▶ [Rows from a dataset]
•••

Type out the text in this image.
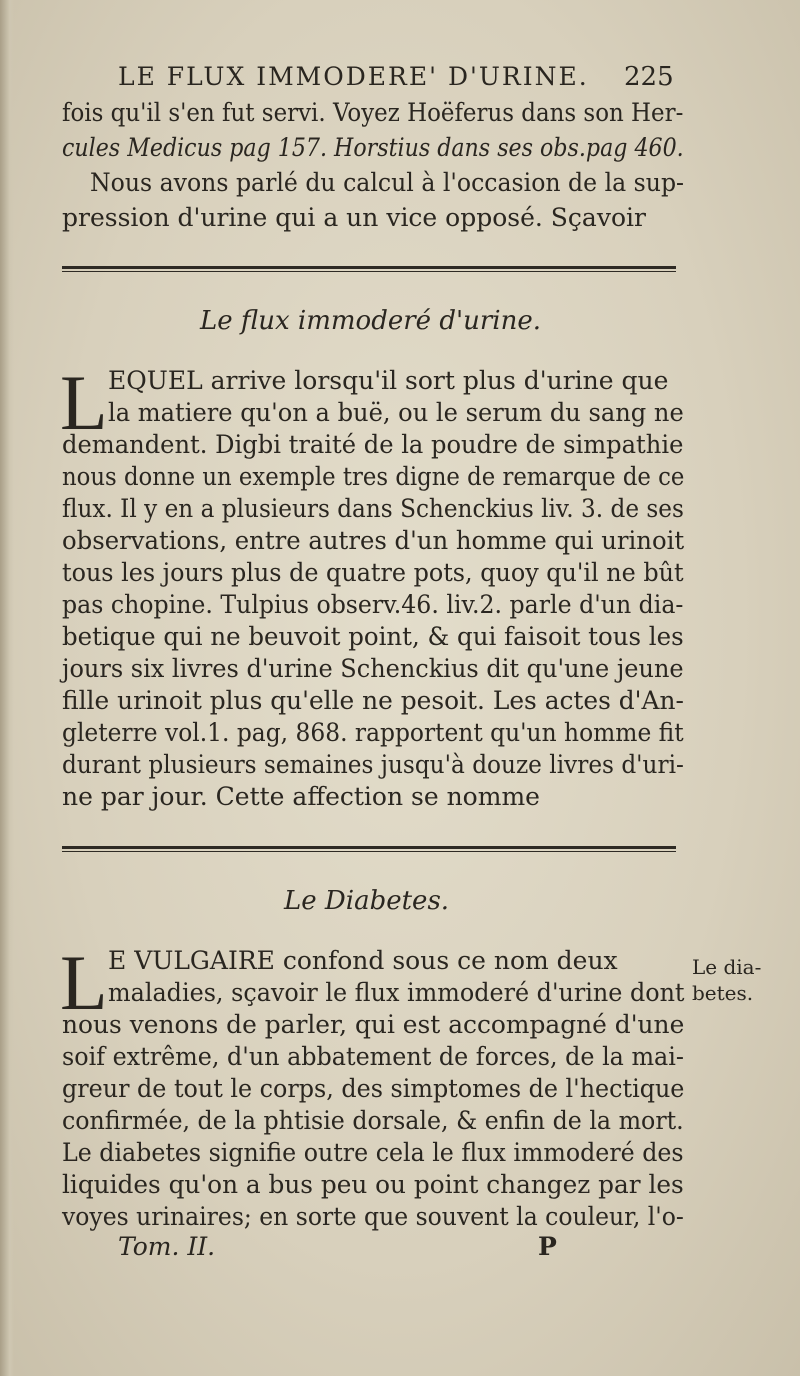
LE FLUX IMMODERE' D'URINE. 225
fois qu'il s'en fut servi. Voyez Hoëferus dans son Her-
cules Medicus pag 157. Horstius dans ses obs.pag 460.
Nous avons parlé du calcul à l'occasion de la sup-
pression d'urine qui a un vice opposé. Sçavoir
Le flux immoderé d'urine.
L EQUEL arrive lorsqu'il sort plus d'urine que
la matiere qu'on a buë, ou le serum du sang ne
demandent. Digbi traité de la poudre de simpathie
nous donne un exemple tres digne de remarque de ce
flux. Il y en a plusieurs dans Schenckius liv. 3. de ses
observations, entre autres d'un homme qui urinoit
tous les jours plus de quatre pots, quoy qu'il ne bût
pas chopine. Tulpius observ.46. liv.2. parle d'un dia-
betique qui ne beuvoit point, & qui faisoit tous les
jours six livres d'urine Schenckius dit qu'une jeune
fille urinoit plus qu'elle ne pesoit. Les actes d'An-
gleterre vol.1. pag, 868. rapportent qu'un homme fit
durant plusieurs semaines jusqu'à douze livres d'uri-
ne par jour. Cette affection se nomme
Le Diabetes.
L E VULGAIRE confond sous ce nom deux
maladies, sçavoir le flux immoderé d'urine dont
nous venons de parler, qui est accompagné d'une
soif extrême, d'un abbatement de forces, de la mai-
greur de tout le corps, des simptomes de l'hectique
confirmée, de la phtisie dorsale, & enfin de la mort.
Le diabetes signifie outre cela le flux immoderé des
liquides qu'on a bus peu ou point changez par les
voyes urinaires; en sorte que souvent la couleur, l'o-
Le dia-
betes.
Tom. II.	P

•••

▶ [Goal]
Leave out the pictures and restate everything else word for word.

▶ [Response to the task]
Type out the text in this image.
LE FLUX IMMODERE' D'URINE. 225
fois qu'il s'en fut servi. Voyez Hoëferus dans son Her-
cules Medicus pag 157. Horstius dans ses obs.pag 460.
Nous avons parlé du calcul à l'occasion de la sup-
pression d'urine qui a un vice opposé. Sçavoir
Le flux immoderé d'urine.
L EQUEL arrive lorsqu'il sort plus d'urine que
la matiere qu'on a buë, ou le serum du sang ne
demandent. Digbi traité de la poudre de simpathie
nous donne un exemple tres digne de remarque de ce
flux. Il y en a plusieurs dans Schenckius liv. 3. de ses
observations, entre autres d'un homme qui urinoit
tous les jours plus de quatre pots, quoy qu'il ne bût
pas chopine. Tulpius observ.46. liv.2. parle d'un dia-
betique qui ne beuvoit point, & qui faisoit tous les
jours six livres d'urine Schenckius dit qu'une jeune
fille urinoit plus qu'elle ne pesoit. Les actes d'An-
gleterre vol.1. pag, 868. rapportent qu'un homme fit
durant plusieurs semaines jusqu'à douze livres d'uri-
ne par jour. Cette affection se nomme
Le Diabetes.
L E VULGAIRE confond sous ce nom deux
maladies, sçavoir le flux immoderé d'urine dont
nous venons de parler, qui est accompagné d'une
soif extrême, d'un abbatement de forces, de la mai-
greur de tout le corps, des simptomes de l'hectique
confirmée, de la phtisie dorsale, & enfin de la mort.
Le diabetes signifie outre cela le flux immoderé des
liquides qu'on a bus peu ou point changez par les
voyes urinaires; en sorte que souvent la couleur, l'o-
Le dia-
betes.
Tom. II.	P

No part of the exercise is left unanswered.